## AIM OF THE TASK
Copy each line in which the string "JSON" occurs.

## INPUT MATERIAL
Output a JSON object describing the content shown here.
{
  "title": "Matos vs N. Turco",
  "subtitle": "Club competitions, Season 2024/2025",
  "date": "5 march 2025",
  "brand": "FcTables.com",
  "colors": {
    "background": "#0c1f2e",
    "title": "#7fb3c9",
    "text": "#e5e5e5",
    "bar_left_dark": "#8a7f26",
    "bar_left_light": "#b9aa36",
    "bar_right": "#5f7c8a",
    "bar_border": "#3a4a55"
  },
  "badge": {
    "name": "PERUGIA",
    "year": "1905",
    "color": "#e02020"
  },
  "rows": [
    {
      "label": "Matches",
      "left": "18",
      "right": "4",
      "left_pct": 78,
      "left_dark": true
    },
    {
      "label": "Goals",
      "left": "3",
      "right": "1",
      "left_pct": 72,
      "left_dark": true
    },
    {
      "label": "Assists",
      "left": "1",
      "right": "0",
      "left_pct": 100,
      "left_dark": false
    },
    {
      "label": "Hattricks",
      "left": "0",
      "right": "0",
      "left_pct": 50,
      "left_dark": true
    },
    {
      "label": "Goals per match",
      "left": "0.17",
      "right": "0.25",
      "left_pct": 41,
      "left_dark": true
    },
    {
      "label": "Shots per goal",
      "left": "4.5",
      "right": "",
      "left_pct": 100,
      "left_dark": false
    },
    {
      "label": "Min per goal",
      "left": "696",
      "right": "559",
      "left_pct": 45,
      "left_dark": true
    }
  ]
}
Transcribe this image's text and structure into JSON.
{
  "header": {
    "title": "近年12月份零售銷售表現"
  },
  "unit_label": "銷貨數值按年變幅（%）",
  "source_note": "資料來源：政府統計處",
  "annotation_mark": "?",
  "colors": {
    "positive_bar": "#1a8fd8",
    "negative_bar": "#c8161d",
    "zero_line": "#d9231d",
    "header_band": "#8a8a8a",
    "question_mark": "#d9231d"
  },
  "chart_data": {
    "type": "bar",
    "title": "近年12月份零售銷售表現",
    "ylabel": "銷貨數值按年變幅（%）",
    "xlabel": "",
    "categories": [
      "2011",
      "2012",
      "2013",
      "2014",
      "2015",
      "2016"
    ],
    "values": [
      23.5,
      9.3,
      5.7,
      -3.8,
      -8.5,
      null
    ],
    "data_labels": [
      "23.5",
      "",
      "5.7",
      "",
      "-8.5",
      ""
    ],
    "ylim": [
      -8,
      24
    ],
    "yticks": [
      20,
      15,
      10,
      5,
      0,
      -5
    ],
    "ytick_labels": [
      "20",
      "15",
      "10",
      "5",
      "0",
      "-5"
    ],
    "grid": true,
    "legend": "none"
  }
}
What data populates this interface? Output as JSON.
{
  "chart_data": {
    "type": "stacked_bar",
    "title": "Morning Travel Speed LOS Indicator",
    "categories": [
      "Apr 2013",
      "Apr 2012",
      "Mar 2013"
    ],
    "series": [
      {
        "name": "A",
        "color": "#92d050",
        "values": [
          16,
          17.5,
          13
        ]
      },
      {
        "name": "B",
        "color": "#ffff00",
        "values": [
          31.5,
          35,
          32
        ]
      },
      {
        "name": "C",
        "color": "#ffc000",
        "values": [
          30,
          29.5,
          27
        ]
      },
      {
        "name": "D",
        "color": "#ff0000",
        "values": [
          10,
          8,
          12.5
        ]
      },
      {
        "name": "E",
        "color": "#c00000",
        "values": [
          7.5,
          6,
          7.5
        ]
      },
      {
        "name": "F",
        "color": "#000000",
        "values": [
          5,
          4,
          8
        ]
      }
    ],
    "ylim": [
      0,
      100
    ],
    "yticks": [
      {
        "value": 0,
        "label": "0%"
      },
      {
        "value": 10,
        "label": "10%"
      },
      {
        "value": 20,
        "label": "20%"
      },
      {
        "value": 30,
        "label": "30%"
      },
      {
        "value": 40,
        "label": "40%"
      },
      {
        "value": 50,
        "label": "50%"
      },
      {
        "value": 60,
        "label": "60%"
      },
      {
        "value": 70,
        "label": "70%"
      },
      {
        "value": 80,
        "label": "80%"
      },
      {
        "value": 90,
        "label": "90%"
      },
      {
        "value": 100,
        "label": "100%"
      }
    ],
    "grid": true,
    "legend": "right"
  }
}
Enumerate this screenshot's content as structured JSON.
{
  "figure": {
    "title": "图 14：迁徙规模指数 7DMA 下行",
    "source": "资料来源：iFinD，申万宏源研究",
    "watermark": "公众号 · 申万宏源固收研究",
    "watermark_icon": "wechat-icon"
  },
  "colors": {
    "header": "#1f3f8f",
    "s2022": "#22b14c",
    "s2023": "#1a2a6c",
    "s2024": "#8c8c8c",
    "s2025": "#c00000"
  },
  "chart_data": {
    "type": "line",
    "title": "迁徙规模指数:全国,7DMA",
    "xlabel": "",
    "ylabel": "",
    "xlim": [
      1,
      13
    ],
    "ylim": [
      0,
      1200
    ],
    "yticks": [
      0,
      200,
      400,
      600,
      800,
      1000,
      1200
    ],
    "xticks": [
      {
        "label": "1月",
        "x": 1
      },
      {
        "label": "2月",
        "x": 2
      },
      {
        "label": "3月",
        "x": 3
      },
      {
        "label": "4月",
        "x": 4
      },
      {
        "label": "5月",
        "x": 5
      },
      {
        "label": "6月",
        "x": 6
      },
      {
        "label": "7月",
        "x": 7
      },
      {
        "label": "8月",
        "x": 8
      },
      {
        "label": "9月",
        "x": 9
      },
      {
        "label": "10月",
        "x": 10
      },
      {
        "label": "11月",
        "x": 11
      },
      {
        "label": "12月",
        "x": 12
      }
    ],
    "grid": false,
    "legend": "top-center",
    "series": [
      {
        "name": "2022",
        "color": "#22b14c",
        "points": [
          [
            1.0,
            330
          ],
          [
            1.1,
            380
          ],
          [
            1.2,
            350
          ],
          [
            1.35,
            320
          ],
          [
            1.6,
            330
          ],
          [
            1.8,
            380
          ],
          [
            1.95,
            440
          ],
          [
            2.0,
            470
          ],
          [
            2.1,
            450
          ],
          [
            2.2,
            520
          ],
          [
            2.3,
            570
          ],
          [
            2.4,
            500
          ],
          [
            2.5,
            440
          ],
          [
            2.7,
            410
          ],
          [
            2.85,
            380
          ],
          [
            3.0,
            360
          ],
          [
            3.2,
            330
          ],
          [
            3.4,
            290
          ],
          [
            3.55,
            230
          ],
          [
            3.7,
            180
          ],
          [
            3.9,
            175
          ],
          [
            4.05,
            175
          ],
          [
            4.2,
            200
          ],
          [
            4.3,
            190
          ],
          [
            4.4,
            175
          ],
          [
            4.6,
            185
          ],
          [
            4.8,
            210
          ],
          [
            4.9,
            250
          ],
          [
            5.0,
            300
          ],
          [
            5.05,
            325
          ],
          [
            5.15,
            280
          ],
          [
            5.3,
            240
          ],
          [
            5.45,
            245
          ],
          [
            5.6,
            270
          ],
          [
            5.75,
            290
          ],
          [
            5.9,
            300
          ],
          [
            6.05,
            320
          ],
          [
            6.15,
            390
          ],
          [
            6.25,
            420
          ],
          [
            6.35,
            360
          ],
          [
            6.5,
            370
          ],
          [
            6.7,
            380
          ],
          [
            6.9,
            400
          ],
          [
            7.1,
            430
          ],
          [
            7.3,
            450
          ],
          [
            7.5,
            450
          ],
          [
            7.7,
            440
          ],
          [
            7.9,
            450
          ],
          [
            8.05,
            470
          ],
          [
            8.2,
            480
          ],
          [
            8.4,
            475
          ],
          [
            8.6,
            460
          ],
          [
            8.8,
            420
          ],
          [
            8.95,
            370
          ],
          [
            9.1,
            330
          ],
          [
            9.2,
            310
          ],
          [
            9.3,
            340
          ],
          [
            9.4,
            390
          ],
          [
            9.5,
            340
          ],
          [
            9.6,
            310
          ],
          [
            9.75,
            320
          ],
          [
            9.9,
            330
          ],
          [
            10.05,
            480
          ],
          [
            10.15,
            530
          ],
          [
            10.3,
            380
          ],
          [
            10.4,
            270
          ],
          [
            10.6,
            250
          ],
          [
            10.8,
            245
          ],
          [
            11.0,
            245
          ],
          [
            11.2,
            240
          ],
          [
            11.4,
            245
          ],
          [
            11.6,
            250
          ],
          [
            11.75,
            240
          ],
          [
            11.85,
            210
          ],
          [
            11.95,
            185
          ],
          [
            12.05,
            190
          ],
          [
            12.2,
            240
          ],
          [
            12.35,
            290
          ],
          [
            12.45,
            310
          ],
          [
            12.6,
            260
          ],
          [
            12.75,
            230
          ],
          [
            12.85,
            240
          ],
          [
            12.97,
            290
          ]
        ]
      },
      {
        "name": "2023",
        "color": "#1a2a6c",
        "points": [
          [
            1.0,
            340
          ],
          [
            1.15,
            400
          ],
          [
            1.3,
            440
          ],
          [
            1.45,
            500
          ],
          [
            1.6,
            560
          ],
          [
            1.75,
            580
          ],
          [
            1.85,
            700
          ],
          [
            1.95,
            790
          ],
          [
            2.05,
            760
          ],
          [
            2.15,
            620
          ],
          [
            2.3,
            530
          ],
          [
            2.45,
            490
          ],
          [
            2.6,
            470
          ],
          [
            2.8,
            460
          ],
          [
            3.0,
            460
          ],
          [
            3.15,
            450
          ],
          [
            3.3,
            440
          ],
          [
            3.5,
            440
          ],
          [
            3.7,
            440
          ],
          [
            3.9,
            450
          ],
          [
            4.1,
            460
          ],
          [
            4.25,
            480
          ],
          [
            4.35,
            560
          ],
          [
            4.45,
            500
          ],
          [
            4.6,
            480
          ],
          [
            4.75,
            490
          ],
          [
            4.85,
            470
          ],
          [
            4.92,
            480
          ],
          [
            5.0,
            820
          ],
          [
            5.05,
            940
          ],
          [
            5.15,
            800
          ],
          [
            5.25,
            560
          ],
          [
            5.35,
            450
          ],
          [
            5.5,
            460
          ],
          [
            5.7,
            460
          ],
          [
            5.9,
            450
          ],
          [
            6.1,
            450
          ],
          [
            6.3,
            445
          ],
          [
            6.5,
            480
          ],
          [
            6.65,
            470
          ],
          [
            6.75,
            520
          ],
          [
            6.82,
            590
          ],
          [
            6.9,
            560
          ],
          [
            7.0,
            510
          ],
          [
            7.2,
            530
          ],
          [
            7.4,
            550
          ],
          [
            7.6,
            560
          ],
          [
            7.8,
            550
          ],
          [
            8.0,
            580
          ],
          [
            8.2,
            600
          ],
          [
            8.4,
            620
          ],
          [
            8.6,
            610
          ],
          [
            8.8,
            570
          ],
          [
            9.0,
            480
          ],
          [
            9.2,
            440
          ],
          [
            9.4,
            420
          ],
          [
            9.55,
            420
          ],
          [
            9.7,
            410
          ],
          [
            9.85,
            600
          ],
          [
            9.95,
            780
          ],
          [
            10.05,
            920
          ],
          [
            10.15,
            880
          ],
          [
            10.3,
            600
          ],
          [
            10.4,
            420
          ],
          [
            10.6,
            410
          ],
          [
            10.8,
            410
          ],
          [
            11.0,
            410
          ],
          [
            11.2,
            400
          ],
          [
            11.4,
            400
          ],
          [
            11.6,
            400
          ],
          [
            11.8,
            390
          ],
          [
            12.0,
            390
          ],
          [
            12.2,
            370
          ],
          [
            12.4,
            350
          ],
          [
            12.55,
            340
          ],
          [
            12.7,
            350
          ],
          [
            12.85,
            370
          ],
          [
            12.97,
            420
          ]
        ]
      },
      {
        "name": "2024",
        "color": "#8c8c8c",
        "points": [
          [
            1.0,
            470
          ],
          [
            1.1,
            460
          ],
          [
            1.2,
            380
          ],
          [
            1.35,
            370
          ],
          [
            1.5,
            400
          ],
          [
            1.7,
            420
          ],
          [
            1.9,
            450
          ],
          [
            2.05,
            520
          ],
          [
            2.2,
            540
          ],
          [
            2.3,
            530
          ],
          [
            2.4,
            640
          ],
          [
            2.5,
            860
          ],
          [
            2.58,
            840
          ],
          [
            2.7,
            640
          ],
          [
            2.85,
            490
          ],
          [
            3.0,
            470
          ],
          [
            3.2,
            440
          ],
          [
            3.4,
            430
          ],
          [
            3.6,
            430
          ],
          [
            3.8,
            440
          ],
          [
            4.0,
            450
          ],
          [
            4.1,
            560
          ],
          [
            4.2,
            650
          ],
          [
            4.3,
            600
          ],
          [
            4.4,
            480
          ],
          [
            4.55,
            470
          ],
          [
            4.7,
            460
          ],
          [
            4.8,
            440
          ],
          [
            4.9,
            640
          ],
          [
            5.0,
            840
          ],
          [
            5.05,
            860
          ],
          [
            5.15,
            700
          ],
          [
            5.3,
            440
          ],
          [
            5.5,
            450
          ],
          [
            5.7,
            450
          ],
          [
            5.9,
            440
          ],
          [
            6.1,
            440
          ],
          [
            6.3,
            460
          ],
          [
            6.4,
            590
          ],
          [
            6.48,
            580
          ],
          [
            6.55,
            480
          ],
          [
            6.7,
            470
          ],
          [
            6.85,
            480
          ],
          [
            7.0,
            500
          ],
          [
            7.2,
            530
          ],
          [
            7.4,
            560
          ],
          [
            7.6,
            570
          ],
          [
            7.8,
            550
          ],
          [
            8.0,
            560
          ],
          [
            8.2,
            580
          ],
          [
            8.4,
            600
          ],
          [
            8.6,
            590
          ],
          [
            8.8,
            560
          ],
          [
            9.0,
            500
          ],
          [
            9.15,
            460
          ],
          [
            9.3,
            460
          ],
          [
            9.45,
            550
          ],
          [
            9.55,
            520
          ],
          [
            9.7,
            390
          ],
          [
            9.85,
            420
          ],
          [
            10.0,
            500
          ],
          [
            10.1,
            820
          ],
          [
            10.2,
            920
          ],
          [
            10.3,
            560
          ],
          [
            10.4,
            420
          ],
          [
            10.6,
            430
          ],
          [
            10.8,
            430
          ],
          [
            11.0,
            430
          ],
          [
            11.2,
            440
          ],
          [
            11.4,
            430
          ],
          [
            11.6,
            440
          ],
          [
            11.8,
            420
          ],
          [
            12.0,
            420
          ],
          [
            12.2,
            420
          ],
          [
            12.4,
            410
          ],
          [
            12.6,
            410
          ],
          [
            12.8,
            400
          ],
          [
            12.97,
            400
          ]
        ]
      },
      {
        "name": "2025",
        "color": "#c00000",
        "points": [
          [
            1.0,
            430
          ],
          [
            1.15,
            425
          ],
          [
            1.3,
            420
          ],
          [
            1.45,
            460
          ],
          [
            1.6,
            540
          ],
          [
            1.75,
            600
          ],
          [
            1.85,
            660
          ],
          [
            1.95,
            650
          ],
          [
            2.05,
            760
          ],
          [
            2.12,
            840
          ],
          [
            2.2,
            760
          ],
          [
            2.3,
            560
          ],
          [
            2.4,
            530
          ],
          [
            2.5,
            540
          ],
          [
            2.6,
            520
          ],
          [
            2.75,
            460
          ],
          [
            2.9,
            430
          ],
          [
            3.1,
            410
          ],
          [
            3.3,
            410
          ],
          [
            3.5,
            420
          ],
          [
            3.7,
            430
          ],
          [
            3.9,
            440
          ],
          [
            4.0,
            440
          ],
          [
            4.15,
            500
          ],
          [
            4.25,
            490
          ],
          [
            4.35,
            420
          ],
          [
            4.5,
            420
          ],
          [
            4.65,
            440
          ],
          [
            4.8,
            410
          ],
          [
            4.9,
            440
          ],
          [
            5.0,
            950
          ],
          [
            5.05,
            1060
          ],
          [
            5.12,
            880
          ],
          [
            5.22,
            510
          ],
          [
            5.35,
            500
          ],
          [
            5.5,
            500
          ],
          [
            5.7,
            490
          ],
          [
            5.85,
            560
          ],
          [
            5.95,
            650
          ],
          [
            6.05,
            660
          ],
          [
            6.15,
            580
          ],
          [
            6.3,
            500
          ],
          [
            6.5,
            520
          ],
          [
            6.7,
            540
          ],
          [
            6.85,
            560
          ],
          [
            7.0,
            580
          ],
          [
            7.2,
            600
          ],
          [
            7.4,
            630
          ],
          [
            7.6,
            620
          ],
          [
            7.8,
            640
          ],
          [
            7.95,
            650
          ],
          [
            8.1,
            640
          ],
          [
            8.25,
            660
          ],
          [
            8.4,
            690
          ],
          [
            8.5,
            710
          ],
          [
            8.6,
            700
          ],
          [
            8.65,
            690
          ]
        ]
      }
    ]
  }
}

## WRITTEN RESPONSE
Output a JSON object describing the content shown here.
Transcribe this image's text and structure into JSON.
What data populates this interface? Output as JSON.
Enumerate this screenshot's content as structured JSON.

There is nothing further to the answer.